§ **Directive**:
Pull every line containing the word "screenshot" from the records.

§ **Data extract**:
╔══
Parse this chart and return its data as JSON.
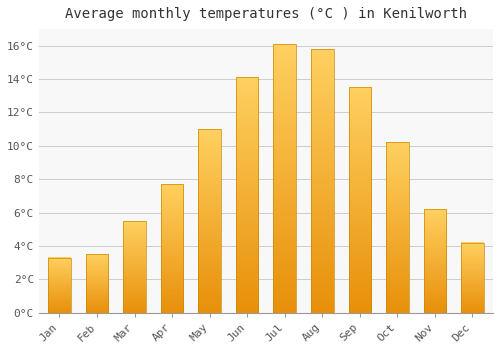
{
  "title": "Average monthly temperatures (°C ) in Kenilworth",
  "months": [
    "Jan",
    "Feb",
    "Mar",
    "Apr",
    "May",
    "Jun",
    "Jul",
    "Aug",
    "Sep",
    "Oct",
    "Nov",
    "Dec"
  ],
  "temperatures": [
    3.3,
    3.5,
    5.5,
    7.7,
    11.0,
    14.1,
    16.1,
    15.8,
    13.5,
    10.2,
    6.2,
    4.2
  ],
  "bar_color": "#FFA500",
  "bar_color_light": "#FFD050",
  "background_color": "#FFFFFF",
  "chart_bg_color": "#F8F8F8",
  "grid_color": "#CCCCCC",
  "ylim": [
    0,
    17
  ],
  "yticks": [
    0,
    2,
    4,
    6,
    8,
    10,
    12,
    14,
    16
  ],
  "title_fontsize": 10,
  "tick_fontsize": 8,
  "font_family": "monospace"
}
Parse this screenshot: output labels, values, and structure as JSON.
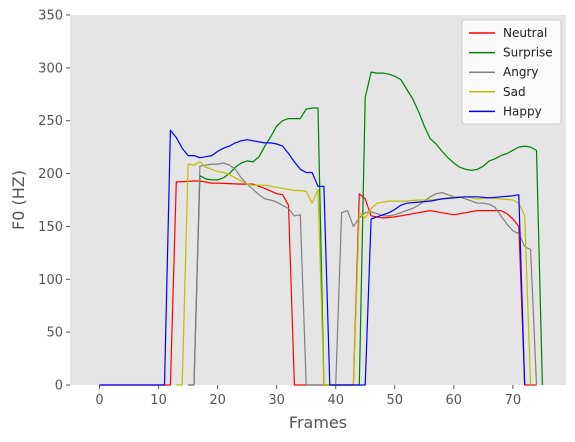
{
  "chart_data": {
    "type": "line",
    "xlabel": "Frames",
    "ylabel": "F0 (HZ)",
    "xlim": [
      -5,
      79
    ],
    "ylim": [
      0,
      350
    ],
    "xticks": [
      0,
      10,
      20,
      30,
      40,
      50,
      60,
      70
    ],
    "yticks": [
      0,
      50,
      100,
      150,
      200,
      250,
      300,
      350
    ],
    "grid": false,
    "background": "#e5e5e5",
    "legend_position": "top-right",
    "series": [
      {
        "name": "Neutral",
        "color": "#ff0000",
        "x": [
          0,
          12,
          13,
          16,
          17,
          18,
          19,
          20,
          24,
          26,
          28,
          30,
          31,
          32,
          33,
          34,
          43,
          44,
          45,
          46,
          48,
          50,
          52,
          54,
          56,
          58,
          60,
          62,
          64,
          66,
          68,
          69,
          70,
          71,
          72,
          73,
          74
        ],
        "y": [
          0,
          0,
          192,
          193,
          193,
          192,
          191,
          191,
          190,
          190,
          186,
          181,
          180,
          170,
          0,
          0,
          0,
          181,
          176,
          160,
          158,
          159,
          161,
          163,
          165,
          163,
          161,
          163,
          165,
          165,
          165,
          162,
          157,
          150,
          0,
          0,
          0
        ]
      },
      {
        "name": "Surprise",
        "color": "#008000",
        "x": [
          15,
          16,
          17,
          18,
          19,
          20,
          21,
          22,
          23,
          24,
          25,
          26,
          27,
          28,
          29,
          30,
          31,
          32,
          33,
          34,
          35,
          36,
          37,
          38,
          39,
          44,
          45,
          46,
          47,
          48,
          49,
          50,
          51,
          52,
          53,
          54,
          55,
          56,
          57,
          58,
          59,
          60,
          61,
          62,
          63,
          64,
          65,
          66,
          67,
          68,
          69,
          70,
          71,
          72,
          73,
          74,
          75
        ],
        "y": [
          0,
          0,
          198,
          195,
          194,
          194,
          196,
          200,
          206,
          210,
          212,
          211,
          216,
          226,
          235,
          245,
          250,
          252,
          252,
          252,
          261,
          262,
          262,
          0,
          0,
          0,
          272,
          296,
          295,
          295,
          294,
          292,
          289,
          280,
          271,
          259,
          245,
          233,
          228,
          221,
          215,
          210,
          206,
          204,
          203,
          204,
          207,
          212,
          214,
          217,
          219,
          222,
          225,
          226,
          225,
          222,
          0
        ]
      },
      {
        "name": "Angry",
        "color": "#808080",
        "x": [
          15,
          16,
          17,
          18,
          19,
          20,
          21,
          22,
          23,
          24,
          25,
          26,
          27,
          28,
          29,
          30,
          31,
          32,
          33,
          34,
          35,
          40,
          41,
          42,
          43,
          44,
          45,
          46,
          47,
          48,
          49,
          50,
          51,
          52,
          53,
          54,
          55,
          56,
          57,
          58,
          59,
          60,
          61,
          62,
          63,
          64,
          65,
          66,
          67,
          68,
          69,
          70,
          71,
          72,
          73,
          74
        ],
        "y": [
          0,
          0,
          207,
          208,
          209,
          209,
          210,
          208,
          204,
          196,
          190,
          185,
          180,
          176,
          175,
          173,
          170,
          167,
          160,
          161,
          0,
          0,
          163,
          165,
          150,
          158,
          163,
          164,
          162,
          160,
          160,
          161,
          163,
          165,
          167,
          170,
          174,
          178,
          181,
          182,
          180,
          178,
          178,
          176,
          174,
          172,
          172,
          171,
          168,
          160,
          152,
          146,
          143,
          131,
          128,
          0
        ]
      },
      {
        "name": "Sad",
        "color": "#bfbf00",
        "x": [
          13,
          14,
          15,
          16,
          17,
          18,
          19,
          20,
          21,
          22,
          23,
          24,
          25,
          26,
          27,
          28,
          29,
          30,
          31,
          32,
          33,
          34,
          35,
          36,
          37,
          38,
          39,
          43,
          44,
          45,
          46,
          47,
          48,
          49,
          50,
          52,
          54,
          56,
          58,
          60,
          62,
          64,
          66,
          68,
          70,
          71,
          72,
          73
        ],
        "y": [
          0,
          0,
          209,
          208,
          211,
          206,
          204,
          202,
          201,
          199,
          196,
          193,
          190,
          189,
          189,
          189,
          188,
          187,
          186,
          185,
          184,
          184,
          183,
          172,
          185,
          0,
          0,
          0,
          163,
          158,
          167,
          172,
          173,
          174,
          174,
          174,
          175,
          175,
          176,
          178,
          178,
          176,
          177,
          176,
          175,
          172,
          160,
          0
        ]
      },
      {
        "name": "Happy",
        "color": "#0000ff",
        "x": [
          0,
          11,
          12,
          13,
          14,
          15,
          16,
          17,
          18,
          19,
          20,
          21,
          22,
          23,
          24,
          25,
          26,
          27,
          28,
          29,
          30,
          31,
          32,
          33,
          34,
          35,
          36,
          37,
          38,
          39,
          45,
          46,
          47,
          48,
          49,
          50,
          51,
          52,
          54,
          56,
          58,
          60,
          62,
          64,
          66,
          68,
          70,
          71,
          72
        ],
        "y": [
          0,
          0,
          241,
          234,
          224,
          217,
          217,
          215,
          216,
          217,
          221,
          224,
          226,
          229,
          231,
          232,
          231,
          230,
          229,
          229,
          228,
          226,
          219,
          211,
          204,
          201,
          201,
          188,
          188,
          0,
          0,
          157,
          159,
          161,
          163,
          166,
          170,
          172,
          173,
          174,
          176,
          177,
          178,
          178,
          177,
          178,
          179,
          180,
          0
        ]
      }
    ]
  }
}
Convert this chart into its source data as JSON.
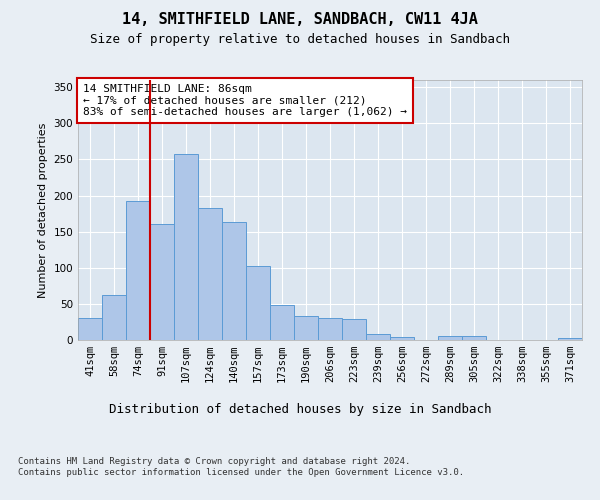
{
  "title": "14, SMITHFIELD LANE, SANDBACH, CW11 4JA",
  "subtitle": "Size of property relative to detached houses in Sandbach",
  "xlabel": "Distribution of detached houses by size in Sandbach",
  "ylabel": "Number of detached properties",
  "categories": [
    "41sqm",
    "58sqm",
    "74sqm",
    "91sqm",
    "107sqm",
    "124sqm",
    "140sqm",
    "157sqm",
    "173sqm",
    "190sqm",
    "206sqm",
    "223sqm",
    "239sqm",
    "256sqm",
    "272sqm",
    "289sqm",
    "305sqm",
    "322sqm",
    "338sqm",
    "355sqm",
    "371sqm"
  ],
  "values": [
    30,
    63,
    192,
    160,
    258,
    183,
    163,
    103,
    49,
    33,
    30,
    29,
    9,
    4,
    0,
    5,
    6,
    0,
    0,
    0,
    3
  ],
  "bar_color": "#aec6e8",
  "bar_edge_color": "#5b9bd5",
  "background_color": "#e8eef4",
  "plot_bg_color": "#dce6f0",
  "grid_color": "#ffffff",
  "red_line_x": 2.5,
  "annotation_text": "14 SMITHFIELD LANE: 86sqm\n← 17% of detached houses are smaller (212)\n83% of semi-detached houses are larger (1,062) →",
  "annotation_box_color": "#ffffff",
  "annotation_box_edge": "#cc0000",
  "red_line_color": "#cc0000",
  "ylim": [
    0,
    360
  ],
  "yticks": [
    0,
    50,
    100,
    150,
    200,
    250,
    300,
    350
  ],
  "footer": "Contains HM Land Registry data © Crown copyright and database right 2024.\nContains public sector information licensed under the Open Government Licence v3.0.",
  "title_fontsize": 11,
  "subtitle_fontsize": 9,
  "xlabel_fontsize": 9,
  "ylabel_fontsize": 8,
  "tick_fontsize": 7.5,
  "annotation_fontsize": 8
}
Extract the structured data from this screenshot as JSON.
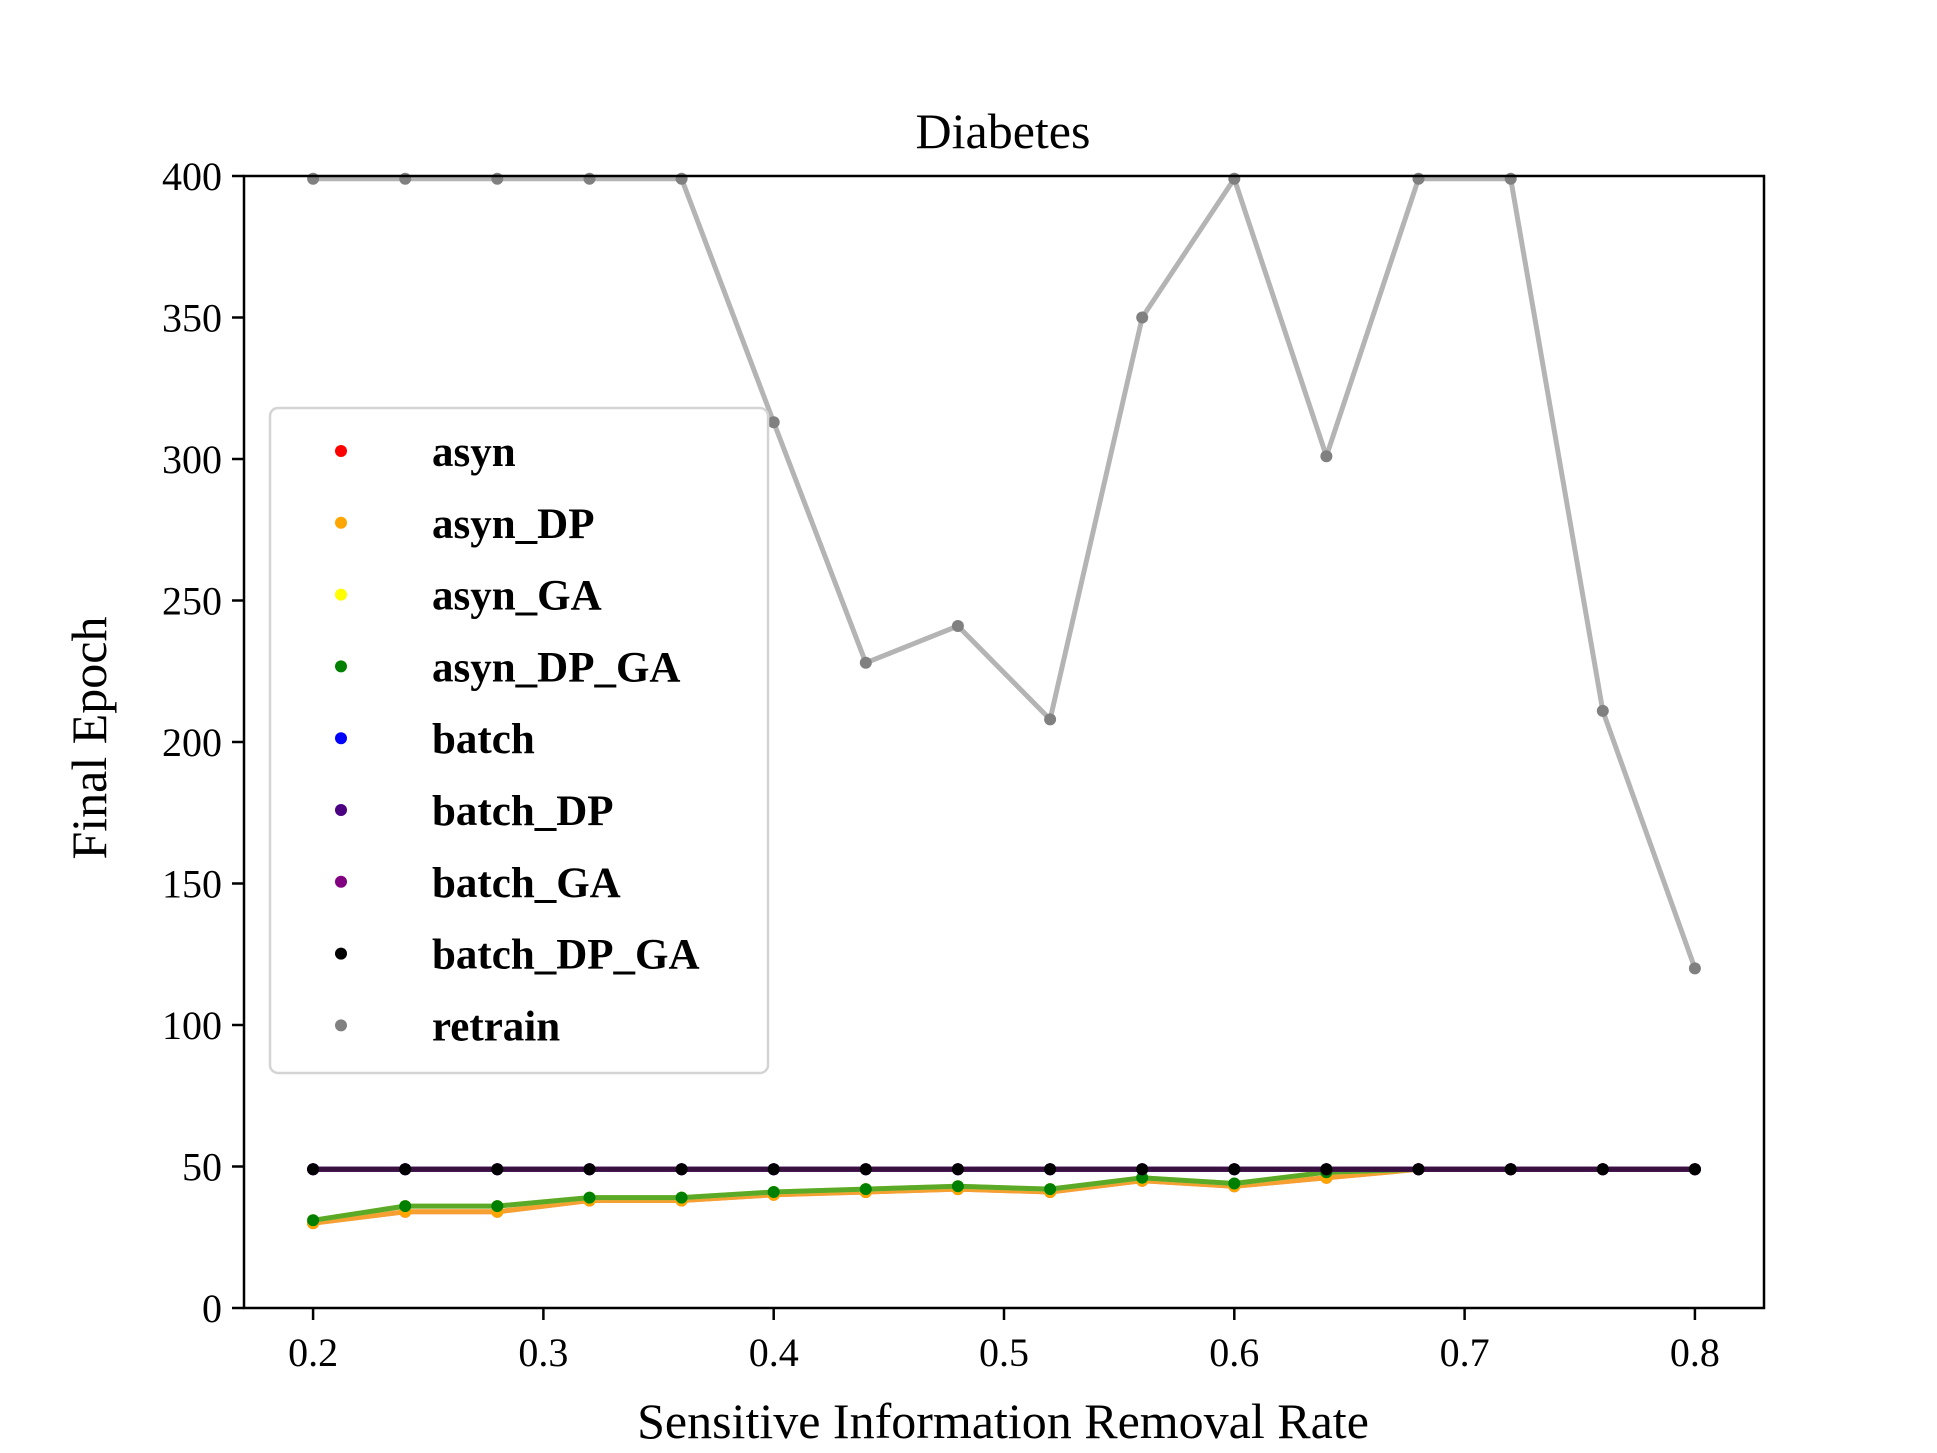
{
  "chart_data": {
    "type": "line",
    "title": "Diabetes",
    "xlabel": "Sensitive Information Removal Rate",
    "ylabel": "Final Epoch",
    "xlim": [
      0.17,
      0.83
    ],
    "ylim": [
      0,
      400
    ],
    "xticks": [
      0.2,
      0.3,
      0.4,
      0.5,
      0.6,
      0.7,
      0.8
    ],
    "xtick_labels": [
      "0.2",
      "0.3",
      "0.4",
      "0.5",
      "0.6",
      "0.7",
      "0.8"
    ],
    "yticks": [
      0,
      50,
      100,
      150,
      200,
      250,
      300,
      350,
      400
    ],
    "ytick_labels": [
      "0",
      "50",
      "100",
      "150",
      "200",
      "250",
      "300",
      "350",
      "400"
    ],
    "grid": false,
    "legend_position": "center-left",
    "x": [
      0.2,
      0.24,
      0.28,
      0.32,
      0.36,
      0.4,
      0.44,
      0.48,
      0.52,
      0.56,
      0.6,
      0.64,
      0.68,
      0.72,
      0.76,
      0.8
    ],
    "series": [
      {
        "name": "asyn",
        "color": "#ff0000",
        "line_color": "#f0a0a0",
        "values": [
          30,
          34,
          34,
          38,
          38,
          40,
          41,
          42,
          41,
          45,
          43,
          46,
          49,
          49,
          49,
          49
        ]
      },
      {
        "name": "asyn_DP",
        "color": "#ffa500",
        "line_color": "#f5a030",
        "values": [
          30,
          34,
          34,
          38,
          38,
          40,
          41,
          42,
          41,
          45,
          43,
          46,
          49,
          49,
          49,
          49
        ]
      },
      {
        "name": "asyn_GA",
        "color": "#ffff00",
        "line_color": "#e8e870",
        "values": [
          31,
          36,
          36,
          39,
          39,
          41,
          42,
          43,
          42,
          46,
          44,
          48,
          49,
          49,
          49,
          49
        ]
      },
      {
        "name": "asyn_DP_GA",
        "color": "#008000",
        "line_color": "#5aaa28",
        "values": [
          31,
          36,
          36,
          39,
          39,
          41,
          42,
          43,
          42,
          46,
          44,
          48,
          49,
          49,
          49,
          49
        ]
      },
      {
        "name": "batch",
        "color": "#0000ff",
        "line_color": "#6060d0",
        "values": [
          49,
          49,
          49,
          49,
          49,
          49,
          49,
          49,
          49,
          49,
          49,
          49,
          49,
          49,
          49,
          49
        ]
      },
      {
        "name": "batch_DP",
        "color": "#4b0082",
        "line_color": "#4b0082",
        "values": [
          49,
          49,
          49,
          49,
          49,
          49,
          49,
          49,
          49,
          49,
          49,
          49,
          49,
          49,
          49,
          49
        ]
      },
      {
        "name": "batch_GA",
        "color": "#800080",
        "line_color": "#5a1a6a",
        "values": [
          49,
          49,
          49,
          49,
          49,
          49,
          49,
          49,
          49,
          49,
          49,
          49,
          49,
          49,
          49,
          49
        ]
      },
      {
        "name": "batch_DP_GA",
        "color": "#000000",
        "line_color": "#3a1040",
        "values": [
          49,
          49,
          49,
          49,
          49,
          49,
          49,
          49,
          49,
          49,
          49,
          49,
          49,
          49,
          49,
          49
        ]
      },
      {
        "name": "retrain",
        "color": "#808080",
        "line_color": "#b4b4b4",
        "values": [
          399,
          399,
          399,
          399,
          399,
          313,
          228,
          241,
          208,
          350,
          399,
          301,
          399,
          399,
          211,
          120
        ]
      }
    ]
  }
}
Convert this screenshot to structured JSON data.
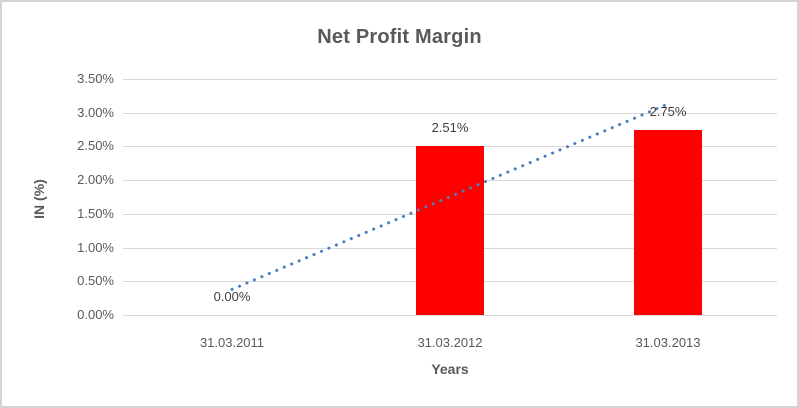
╚══
§ **Exercise answer**:
Parse this screenshot: output labels, values, and structure as JSON.
Extract the structured data from this screenshot as JSON.
Convert this screenshot to structured JSON data.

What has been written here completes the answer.